[Saved data entries]
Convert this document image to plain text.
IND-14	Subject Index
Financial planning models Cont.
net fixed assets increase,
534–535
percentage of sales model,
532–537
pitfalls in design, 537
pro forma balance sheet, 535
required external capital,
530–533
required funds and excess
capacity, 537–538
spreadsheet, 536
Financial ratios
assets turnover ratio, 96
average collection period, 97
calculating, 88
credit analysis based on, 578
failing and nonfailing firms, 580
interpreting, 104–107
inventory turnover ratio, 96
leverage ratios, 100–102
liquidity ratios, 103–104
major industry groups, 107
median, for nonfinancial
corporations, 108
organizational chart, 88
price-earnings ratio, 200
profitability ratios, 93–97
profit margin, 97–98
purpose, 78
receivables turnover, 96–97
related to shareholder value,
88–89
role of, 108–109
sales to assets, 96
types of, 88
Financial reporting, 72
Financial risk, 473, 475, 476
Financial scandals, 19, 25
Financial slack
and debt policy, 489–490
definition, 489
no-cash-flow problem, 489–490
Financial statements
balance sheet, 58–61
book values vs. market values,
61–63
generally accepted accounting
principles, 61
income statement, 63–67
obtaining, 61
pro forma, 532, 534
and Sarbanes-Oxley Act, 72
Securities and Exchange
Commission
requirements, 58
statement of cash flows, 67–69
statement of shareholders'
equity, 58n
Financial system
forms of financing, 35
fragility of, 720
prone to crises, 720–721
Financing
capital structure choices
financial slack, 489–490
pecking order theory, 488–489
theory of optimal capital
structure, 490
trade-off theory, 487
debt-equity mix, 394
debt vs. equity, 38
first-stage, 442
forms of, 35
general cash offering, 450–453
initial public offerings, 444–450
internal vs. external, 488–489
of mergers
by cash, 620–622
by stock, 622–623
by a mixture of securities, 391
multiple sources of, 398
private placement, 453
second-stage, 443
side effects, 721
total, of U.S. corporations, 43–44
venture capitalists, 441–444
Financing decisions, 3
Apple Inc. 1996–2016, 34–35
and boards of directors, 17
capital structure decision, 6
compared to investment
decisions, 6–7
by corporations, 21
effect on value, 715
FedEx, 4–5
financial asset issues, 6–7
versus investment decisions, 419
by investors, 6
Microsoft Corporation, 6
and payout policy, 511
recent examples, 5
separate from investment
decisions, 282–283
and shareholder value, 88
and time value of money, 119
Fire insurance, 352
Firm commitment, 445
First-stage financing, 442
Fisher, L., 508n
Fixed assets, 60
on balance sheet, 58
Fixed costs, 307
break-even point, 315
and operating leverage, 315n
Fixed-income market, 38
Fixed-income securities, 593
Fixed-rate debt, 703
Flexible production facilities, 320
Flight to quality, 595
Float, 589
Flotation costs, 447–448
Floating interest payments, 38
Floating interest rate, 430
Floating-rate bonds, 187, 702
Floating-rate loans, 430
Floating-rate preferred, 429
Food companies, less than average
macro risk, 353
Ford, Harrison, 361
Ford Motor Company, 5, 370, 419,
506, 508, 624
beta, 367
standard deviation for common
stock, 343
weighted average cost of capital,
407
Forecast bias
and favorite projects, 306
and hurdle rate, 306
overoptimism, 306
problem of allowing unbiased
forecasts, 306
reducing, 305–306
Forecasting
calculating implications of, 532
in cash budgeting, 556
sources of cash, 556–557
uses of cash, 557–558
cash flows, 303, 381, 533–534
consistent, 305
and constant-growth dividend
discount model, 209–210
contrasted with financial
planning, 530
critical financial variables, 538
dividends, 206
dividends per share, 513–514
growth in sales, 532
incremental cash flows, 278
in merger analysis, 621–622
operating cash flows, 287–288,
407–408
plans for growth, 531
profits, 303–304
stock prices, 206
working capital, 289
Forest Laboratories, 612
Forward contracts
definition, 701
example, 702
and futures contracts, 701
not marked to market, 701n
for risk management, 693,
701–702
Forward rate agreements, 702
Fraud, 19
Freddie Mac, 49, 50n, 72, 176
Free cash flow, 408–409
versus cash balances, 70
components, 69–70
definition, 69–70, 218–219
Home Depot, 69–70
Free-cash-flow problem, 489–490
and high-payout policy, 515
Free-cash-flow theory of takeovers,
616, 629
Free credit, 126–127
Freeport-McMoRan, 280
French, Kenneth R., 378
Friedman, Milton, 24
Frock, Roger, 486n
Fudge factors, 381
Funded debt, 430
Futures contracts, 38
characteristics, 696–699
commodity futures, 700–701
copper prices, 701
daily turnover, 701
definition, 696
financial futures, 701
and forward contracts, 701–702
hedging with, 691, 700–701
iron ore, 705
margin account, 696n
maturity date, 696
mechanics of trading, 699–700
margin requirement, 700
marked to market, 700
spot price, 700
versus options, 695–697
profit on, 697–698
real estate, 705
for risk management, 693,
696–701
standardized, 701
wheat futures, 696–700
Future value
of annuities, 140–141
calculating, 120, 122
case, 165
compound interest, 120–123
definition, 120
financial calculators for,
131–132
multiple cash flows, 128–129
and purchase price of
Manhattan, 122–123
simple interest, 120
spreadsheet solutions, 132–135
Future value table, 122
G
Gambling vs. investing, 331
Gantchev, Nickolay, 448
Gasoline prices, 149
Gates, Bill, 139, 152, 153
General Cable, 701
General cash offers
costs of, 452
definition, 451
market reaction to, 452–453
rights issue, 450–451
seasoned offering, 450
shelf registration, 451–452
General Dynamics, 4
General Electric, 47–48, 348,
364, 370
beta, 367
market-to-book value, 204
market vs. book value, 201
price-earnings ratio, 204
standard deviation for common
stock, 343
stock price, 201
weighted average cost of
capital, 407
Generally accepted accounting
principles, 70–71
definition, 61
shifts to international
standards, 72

---

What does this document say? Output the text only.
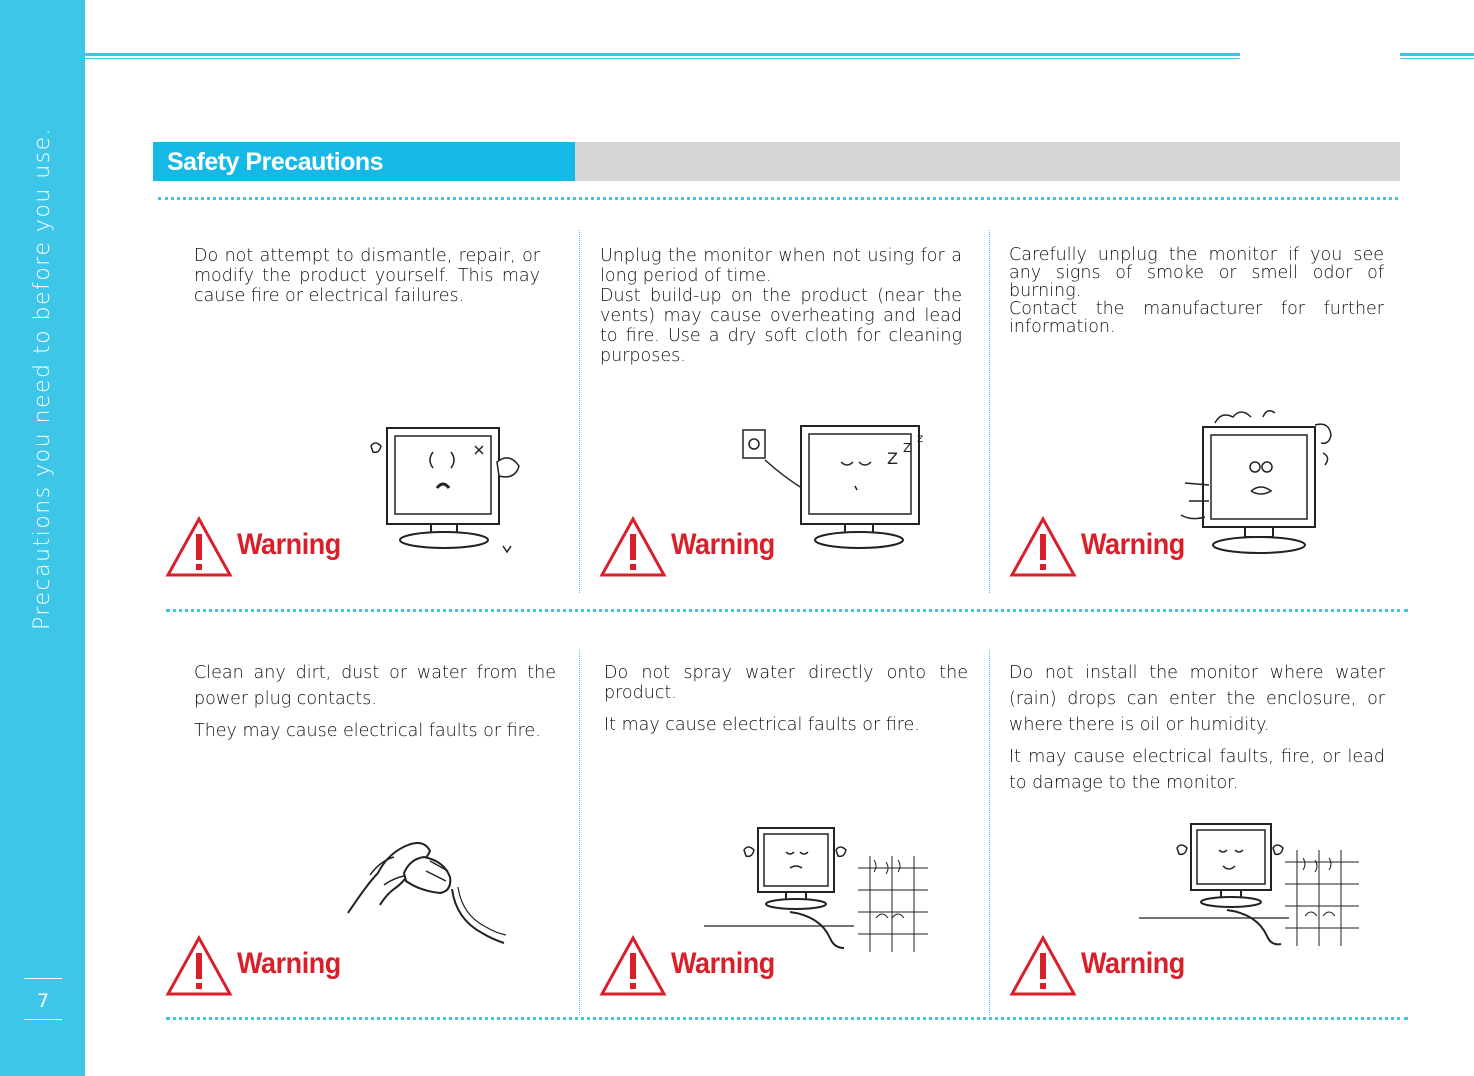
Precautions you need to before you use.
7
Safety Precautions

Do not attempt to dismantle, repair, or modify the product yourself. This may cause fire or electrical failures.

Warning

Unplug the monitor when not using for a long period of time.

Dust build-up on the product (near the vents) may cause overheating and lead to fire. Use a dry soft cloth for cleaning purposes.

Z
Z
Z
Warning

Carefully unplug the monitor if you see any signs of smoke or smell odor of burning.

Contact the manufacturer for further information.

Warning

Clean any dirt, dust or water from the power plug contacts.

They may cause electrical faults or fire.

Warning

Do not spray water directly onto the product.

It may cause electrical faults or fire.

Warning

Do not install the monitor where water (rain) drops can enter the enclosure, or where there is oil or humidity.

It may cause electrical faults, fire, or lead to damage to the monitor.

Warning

- [WHAT TO DO]: Find the string "faults" in the records, then copy each line where it occurs.

- [EXERCISE SOLUTION]:
They may cause electrical faults or fire.
It may cause electrical faults or fire.
It may cause electrical faults, fire, or lead to damage to the monitor.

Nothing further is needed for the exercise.